> STATED TASK
Write out each line beneath this one exactly as it reads.
═══ MATERIAL PROVIDED
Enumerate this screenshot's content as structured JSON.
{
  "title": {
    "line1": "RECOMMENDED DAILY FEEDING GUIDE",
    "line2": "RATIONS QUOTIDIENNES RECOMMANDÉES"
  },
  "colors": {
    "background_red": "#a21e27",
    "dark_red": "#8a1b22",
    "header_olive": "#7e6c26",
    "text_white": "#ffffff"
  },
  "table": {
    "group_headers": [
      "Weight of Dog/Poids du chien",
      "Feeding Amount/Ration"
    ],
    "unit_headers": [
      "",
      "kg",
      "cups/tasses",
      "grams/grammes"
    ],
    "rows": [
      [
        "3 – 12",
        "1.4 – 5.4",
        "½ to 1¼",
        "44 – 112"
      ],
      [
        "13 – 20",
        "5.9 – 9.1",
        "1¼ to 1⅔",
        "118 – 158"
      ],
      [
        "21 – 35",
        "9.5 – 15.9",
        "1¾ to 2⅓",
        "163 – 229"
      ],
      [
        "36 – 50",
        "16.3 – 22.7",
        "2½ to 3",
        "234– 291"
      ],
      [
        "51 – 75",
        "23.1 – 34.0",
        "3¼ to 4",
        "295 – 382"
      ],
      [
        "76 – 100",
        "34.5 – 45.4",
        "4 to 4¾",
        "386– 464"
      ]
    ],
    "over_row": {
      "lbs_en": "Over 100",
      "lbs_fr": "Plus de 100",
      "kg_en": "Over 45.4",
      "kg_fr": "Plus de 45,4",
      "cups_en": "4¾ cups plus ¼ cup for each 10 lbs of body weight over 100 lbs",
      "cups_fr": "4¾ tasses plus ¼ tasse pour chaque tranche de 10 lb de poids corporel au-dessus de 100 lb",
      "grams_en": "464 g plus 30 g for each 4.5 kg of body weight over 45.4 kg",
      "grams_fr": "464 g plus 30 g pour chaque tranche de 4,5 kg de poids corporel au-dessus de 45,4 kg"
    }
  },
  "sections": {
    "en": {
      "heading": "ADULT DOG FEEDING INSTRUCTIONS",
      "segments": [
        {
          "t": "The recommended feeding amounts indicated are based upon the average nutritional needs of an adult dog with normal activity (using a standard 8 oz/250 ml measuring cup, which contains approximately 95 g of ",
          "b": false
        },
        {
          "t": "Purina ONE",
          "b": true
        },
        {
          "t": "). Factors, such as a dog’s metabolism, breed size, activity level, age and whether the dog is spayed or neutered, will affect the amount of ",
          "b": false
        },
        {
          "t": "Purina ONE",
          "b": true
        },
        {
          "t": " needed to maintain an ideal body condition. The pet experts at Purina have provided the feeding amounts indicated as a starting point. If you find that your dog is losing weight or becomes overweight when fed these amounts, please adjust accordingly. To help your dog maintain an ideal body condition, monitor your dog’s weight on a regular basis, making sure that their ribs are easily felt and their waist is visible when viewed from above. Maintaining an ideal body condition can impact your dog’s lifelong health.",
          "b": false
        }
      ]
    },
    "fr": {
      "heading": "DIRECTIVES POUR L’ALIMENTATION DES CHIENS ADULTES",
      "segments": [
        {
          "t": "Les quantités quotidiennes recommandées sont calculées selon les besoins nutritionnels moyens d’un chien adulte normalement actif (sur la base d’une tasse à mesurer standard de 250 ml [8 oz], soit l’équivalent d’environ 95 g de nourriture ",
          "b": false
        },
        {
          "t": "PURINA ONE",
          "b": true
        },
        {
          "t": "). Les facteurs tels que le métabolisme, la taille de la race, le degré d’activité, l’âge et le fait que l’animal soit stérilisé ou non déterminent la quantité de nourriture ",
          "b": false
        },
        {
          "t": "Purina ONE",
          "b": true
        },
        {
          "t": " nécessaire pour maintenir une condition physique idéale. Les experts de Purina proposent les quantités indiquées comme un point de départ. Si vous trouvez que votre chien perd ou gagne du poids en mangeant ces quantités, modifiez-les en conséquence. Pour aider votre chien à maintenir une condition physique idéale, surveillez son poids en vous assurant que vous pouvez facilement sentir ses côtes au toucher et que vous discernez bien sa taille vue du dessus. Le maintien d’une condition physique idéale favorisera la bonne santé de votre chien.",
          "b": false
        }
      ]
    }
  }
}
══════
> RESPONSE TO THIS EXERCISE
Enumerate this screenshot's content as structured JSON.
{
  "title": {
    "line1": "RECOMMENDED DAILY FEEDING GUIDE",
    "line2": "RATIONS QUOTIDIENNES RECOMMANDÉES"
  },
  "colors": {
    "background_red": "#a21e27",
    "dark_red": "#8a1b22",
    "header_olive": "#7e6c26",
    "text_white": "#ffffff"
  },
  "table": {
    "group_headers": [
      "Weight of Dog/Poids du chien",
      "Feeding Amount/Ration"
    ],
    "unit_headers": [
      "",
      "kg",
      "cups/tasses",
      "grams/grammes"
    ],
    "rows": [
      [
        "3 – 12",
        "1.4 – 5.4",
        "½ to 1¼",
        "44 – 112"
      ],
      [
        "13 – 20",
        "5.9 – 9.1",
        "1¼ to 1⅔",
        "118 – 158"
      ],
      [
        "21 – 35",
        "9.5 – 15.9",
        "1¾ to 2⅓",
        "163 – 229"
      ],
      [
        "36 – 50",
        "16.3 – 22.7",
        "2½ to 3",
        "234– 291"
      ],
      [
        "51 – 75",
        "23.1 – 34.0",
        "3¼ to 4",
        "295 – 382"
      ],
      [
        "76 – 100",
        "34.5 – 45.4",
        "4 to 4¾",
        "386– 464"
      ]
    ],
    "over_row": {
      "lbs_en": "Over 100",
      "lbs_fr": "Plus de 100",
      "kg_en": "Over 45.4",
      "kg_fr": "Plus de 45,4",
      "cups_en": "4¾ cups plus ¼ cup for each 10 lbs of body weight over 100 lbs",
      "cups_fr": "4¾ tasses plus ¼ tasse pour chaque tranche de 10 lb de poids corporel au-dessus de 100 lb",
      "grams_en": "464 g plus 30 g for each 4.5 kg of body weight over 45.4 kg",
      "grams_fr": "464 g plus 30 g pour chaque tranche de 4,5 kg de poids corporel au-dessus de 45,4 kg"
    }
  },
  "sections": {
    "en": {
      "heading": "ADULT DOG FEEDING INSTRUCTIONS",
      "segments": [
        {
          "t": "The recommended feeding amounts indicated are based upon the average nutritional needs of an adult dog with normal activity (using a standard 8 oz/250 ml measuring cup, which contains approximately 95 g of ",
          "b": false
        },
        {
          "t": "Purina ONE",
          "b": true
        },
        {
          "t": "). Factors, such as a dog’s metabolism, breed size, activity level, age and whether the dog is spayed or neutered, will affect the amount of ",
          "b": false
        },
        {
          "t": "Purina ONE",
          "b": true
        },
        {
          "t": " needed to maintain an ideal body condition. The pet experts at Purina have provided the feeding amounts indicated as a starting point. If you find that your dog is losing weight or becomes overweight when fed these amounts, please adjust accordingly. To help your dog maintain an ideal body condition, monitor your dog’s weight on a regular basis, making sure that their ribs are easily felt and their waist is visible when viewed from above. Maintaining an ideal body condition can impact your dog’s lifelong health.",
          "b": false
        }
      ]
    },
    "fr": {
      "heading": "DIRECTIVES POUR L’ALIMENTATION DES CHIENS ADULTES",
      "segments": [
        {
          "t": "Les quantités quotidiennes recommandées sont calculées selon les besoins nutritionnels moyens d’un chien adulte normalement actif (sur la base d’une tasse à mesurer standard de 250 ml [8 oz], soit l’équivalent d’environ 95 g de nourriture ",
          "b": false
        },
        {
          "t": "PURINA ONE",
          "b": true
        },
        {
          "t": "). Les facteurs tels que le métabolisme, la taille de la race, le degré d’activité, l’âge et le fait que l’animal soit stérilisé ou non déterminent la quantité de nourriture ",
          "b": false
        },
        {
          "t": "Purina ONE",
          "b": true
        },
        {
          "t": " nécessaire pour maintenir une condition physique idéale. Les experts de Purina proposent les quantités indiquées comme un point de départ. Si vous trouvez que votre chien perd ou gagne du poids en mangeant ces quantités, modifiez-les en conséquence. Pour aider votre chien à maintenir une condition physique idéale, surveillez son poids en vous assurant que vous pouvez facilement sentir ses côtes au toucher et que vous discernez bien sa taille vue du dessus. Le maintien d’une condition physique idéale favorisera la bonne santé de votre chien.",
          "b": false
        }
      ]
    }
  }
}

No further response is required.